- Work to do -
Omit all pictures, then retype the data exactly as given.

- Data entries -
******************************

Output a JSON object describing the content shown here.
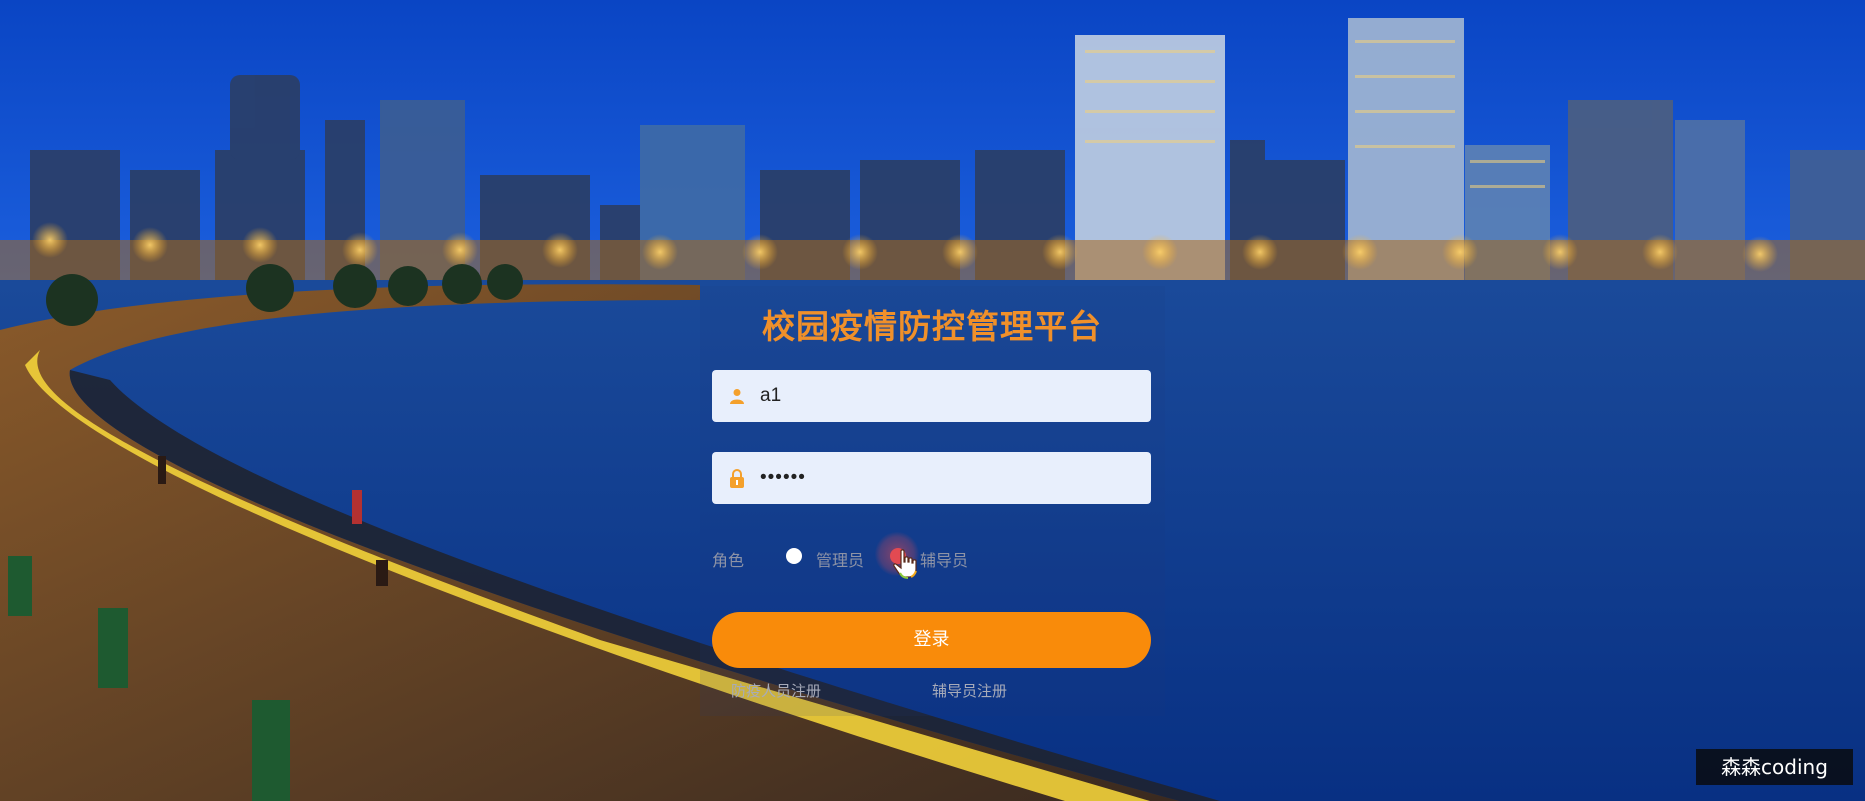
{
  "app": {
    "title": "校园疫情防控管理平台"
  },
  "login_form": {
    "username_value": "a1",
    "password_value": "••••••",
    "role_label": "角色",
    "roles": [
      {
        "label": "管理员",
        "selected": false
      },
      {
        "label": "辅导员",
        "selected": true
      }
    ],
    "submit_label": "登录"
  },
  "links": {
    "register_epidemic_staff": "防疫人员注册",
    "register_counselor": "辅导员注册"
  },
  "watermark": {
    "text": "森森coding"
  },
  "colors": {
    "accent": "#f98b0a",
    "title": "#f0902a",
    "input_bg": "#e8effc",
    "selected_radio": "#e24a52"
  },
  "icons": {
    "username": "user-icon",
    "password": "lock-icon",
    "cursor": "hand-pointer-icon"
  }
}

******************************

- Solved exercise -
Output a JSON object describing the content shown here.
{
  "app": {
    "title": "校园疫情防控管理平台"
  },
  "login_form": {
    "username_value": "a1",
    "password_value": "••••••",
    "role_label": "角色",
    "roles": [
      {
        "label": "管理员",
        "selected": false
      },
      {
        "label": "辅导员",
        "selected": true
      }
    ],
    "submit_label": "登录"
  },
  "links": {
    "register_epidemic_staff": "防疫人员注册",
    "register_counselor": "辅导员注册"
  },
  "watermark": {
    "text": "森森coding"
  },
  "colors": {
    "accent": "#f98b0a",
    "title": "#f0902a",
    "input_bg": "#e8effc",
    "selected_radio": "#e24a52"
  },
  "icons": {
    "username": "user-icon",
    "password": "lock-icon",
    "cursor": "hand-pointer-icon"
  }
}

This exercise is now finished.